--- START Supplied information ---

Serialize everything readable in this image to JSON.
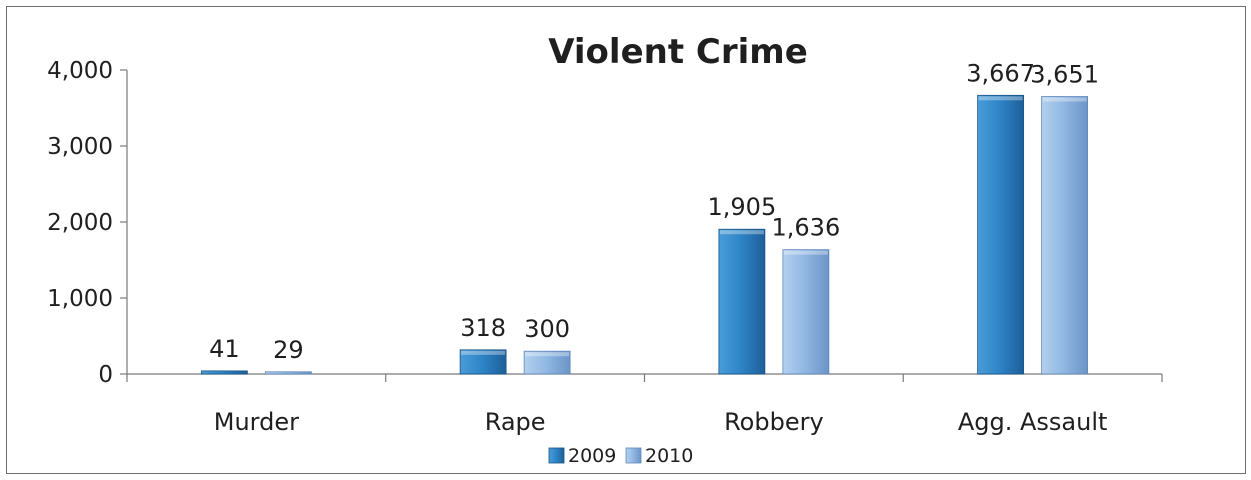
{
  "chart_data": {
    "type": "bar",
    "title": "Violent Crime",
    "categories": [
      "Murder",
      "Rape",
      "Robbery",
      "Agg. Assault"
    ],
    "series": [
      {
        "name": "2009",
        "values": [
          41,
          318,
          1905,
          3667
        ],
        "labels": [
          "41",
          "318",
          "1,905",
          "3,667"
        ],
        "color": "#2b7dbd"
      },
      {
        "name": "2010",
        "values": [
          29,
          300,
          1636,
          3651
        ],
        "labels": [
          "29",
          "300",
          "1,636",
          "3,651"
        ],
        "color": "#8fb6e0"
      }
    ],
    "yticks": [
      0,
      1000,
      2000,
      3000,
      4000
    ],
    "ytick_labels": [
      "0",
      "1,000",
      "2,000",
      "3,000",
      "4,000"
    ],
    "ylim": [
      0,
      4000
    ],
    "legend_position": "bottom",
    "grid": false
  }
}
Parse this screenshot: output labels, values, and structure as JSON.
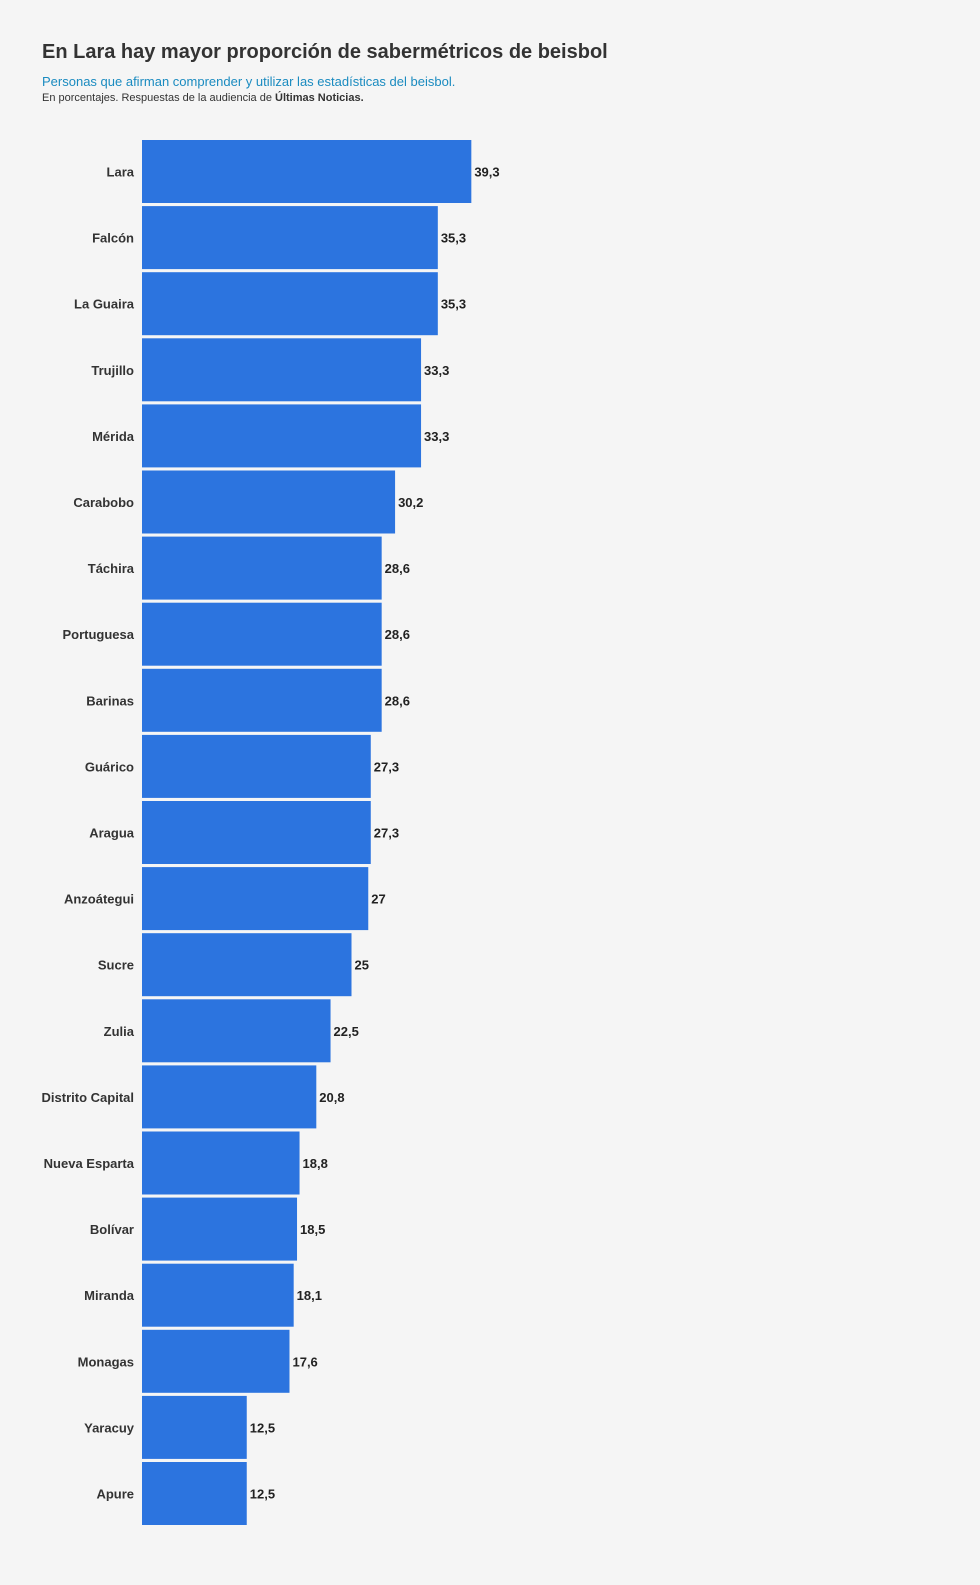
{
  "header": {
    "title": "En Lara hay mayor proporción de sabermétricos de beisbol",
    "subtitle": "Personas que afirman comprender y utilizar las estadísticas del beisbol.",
    "note_prefix": "En porcentajes. Respuestas de la audiencia de ",
    "note_source": "Últimas Noticias."
  },
  "chart_data": {
    "type": "bar",
    "orientation": "horizontal",
    "title": "En Lara hay mayor proporción de sabermétricos de beisbol",
    "subtitle": "Personas que afirman comprender y utilizar las estadísticas del beisbol.",
    "categories": [
      "Lara",
      "Falcón",
      "La Guaira",
      "Trujillo",
      "Mérida",
      "Carabobo",
      "Táchira",
      "Portuguesa",
      "Barinas",
      "Guárico",
      "Aragua",
      "Anzoátegui",
      "Sucre",
      "Zulia",
      "Distrito Capital",
      "Nueva Esparta",
      "Bolívar",
      "Miranda",
      "Monagas",
      "Yaracuy",
      "Apure"
    ],
    "values": [
      39.3,
      35.3,
      35.3,
      33.3,
      33.3,
      30.2,
      28.6,
      28.6,
      28.6,
      27.3,
      27.3,
      27,
      25,
      22.5,
      20.8,
      18.8,
      18.5,
      18.1,
      17.6,
      12.5,
      12.5
    ],
    "value_labels": [
      "39,3",
      "35,3",
      "35,3",
      "33,3",
      "33,3",
      "30,2",
      "28,6",
      "28,6",
      "28,6",
      "27,3",
      "27,3",
      "27",
      "25",
      "22,5",
      "20,8",
      "18,8",
      "18,5",
      "18,1",
      "17,6",
      "12,5",
      "12,5"
    ],
    "xlim": [
      0,
      100
    ],
    "bar_color": "#2c74df",
    "grid": false,
    "legend": "none"
  }
}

--- END Supplied information ---

● **Problem description**: Which lines of the data include "JSON"? Copy each of them.

● **Reply**:
Serialize everything readable in this image to JSON.
Parse this screenshot: output labels, values, and structure as JSON.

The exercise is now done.